## [Work to complete]
Return all lines in the material below that contain "koto".

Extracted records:

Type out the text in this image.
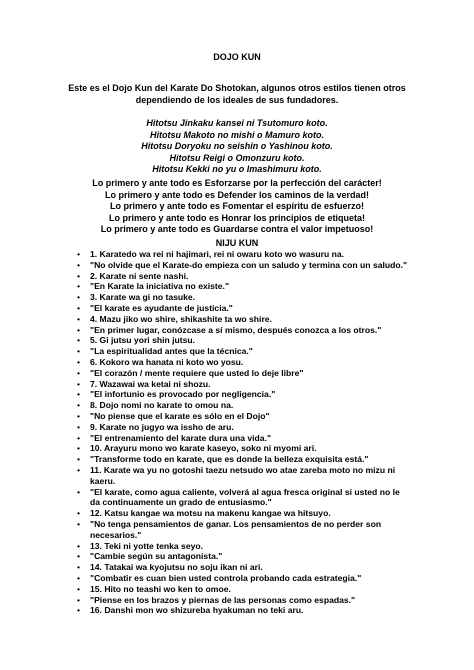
DOJO KUN
Este es el Dojo Kun del Karate Do Shotokan, algunos otros estilos tienen otros
dependiendo de los ideales de sus fundadores.
Hitotsu Jinkaku kansei ni Tsutomuro koto.
Hitotsu Makoto no mishi o Mamuro koto.
Hitotsu Doryoku no seishin o Yashinou koto.
Hitotsu Reigi o Omonzuru koto.
Hitotsu Kekki no yu o Imashimuru koto.
Lo primero y ante todo es Esforzarse por la perfección del carácter!
Lo primero y ante todo es Defender los caminos de la verdad!
Lo primero y ante todo es Fomentar el espíritu de esfuerzo!
Lo primero y ante todo es Honrar los principios de etiqueta!
Lo primero y ante todo es Guardarse contra el valor impetuoso!
NIJU KUN
• 1. Karatedo wa rei ni hajimari, rei ni owaru koto wo wasuru na.
• "No olvide que el Karate-do empieza con un saludo y termina con un saludo."
• 2. Karate ni sente nashi.
• "En Karate la iniciativa no existe."
• 3. Karate wa gi no tasuke.
• "El karate es ayudante de justicia."
• 4. Mazu jiko wo shire, shikashite ta wo shire.
• "En primer lugar, conózcase a sí mismo, después conozca a los otros."
• 5. Gi jutsu yori shin jutsu.
• "La espiritualidad antes que la técnica."
• 6. Kokoro wa hanata ni koto wo yosu.
• "El corazón / mente requiere que usted lo deje libre"
• 7. Wazawai wa ketai ni shozu.
• "El infortunio es provocado por negligencia."
• 8. Dojo nomi no karate to omou na.
• "No piense que el karate es sólo en el Dojo"
• 9. Karate no jugyo wa issho de aru.
• "El entrenamiento del karate dura una vida."
• 10. Arayuru mono wo karate kaseyo, soko ni myomi ari.
• "Transforme todo en karate, que es donde la belleza exquisita está."
• 11. Karate wa yu no gotoshi taezu netsudo wo atae zareba moto no mizu ni kaeru.
• "El karate, como agua caliente, volverá al agua fresca original si usted no le da continuamente un grado de entusiasmo."
• 12. Katsu kangae wa motsu na makenu kangae wa hitsuyo.
• "No tenga pensamientos de ganar. Los pensamientos de no perder son necesarios."
• 13. Teki ni yotte tenka seyo.
• "Cambie según su antagonista."
• 14. Tatakai wa kyojutsu no soju ikan ni ari.
• "Combatir es cuan bien usted controla probando cada estrategia."
• 15. Hito no teashi wo ken to omoe.
• "Piense en los brazos y piernas de las personas como espadas."
• 16. Danshi mon wo shizureba hyakuman no teki aru.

## [Result of this task]
Hitotsu Jinkaku kansei ni Tsutomuro koto.
Hitotsu Makoto no mishi o Mamuro koto.
Hitotsu Doryoku no seishin o Yashinou koto.
Hitotsu Reigi o Omonzuru koto.
Hitotsu Kekki no yu o Imashimuru koto.
• 1. Karatedo wa rei ni hajimari, rei ni owaru koto wo wasuru na.
• 6. Kokoro wa hanata ni koto wo yosu.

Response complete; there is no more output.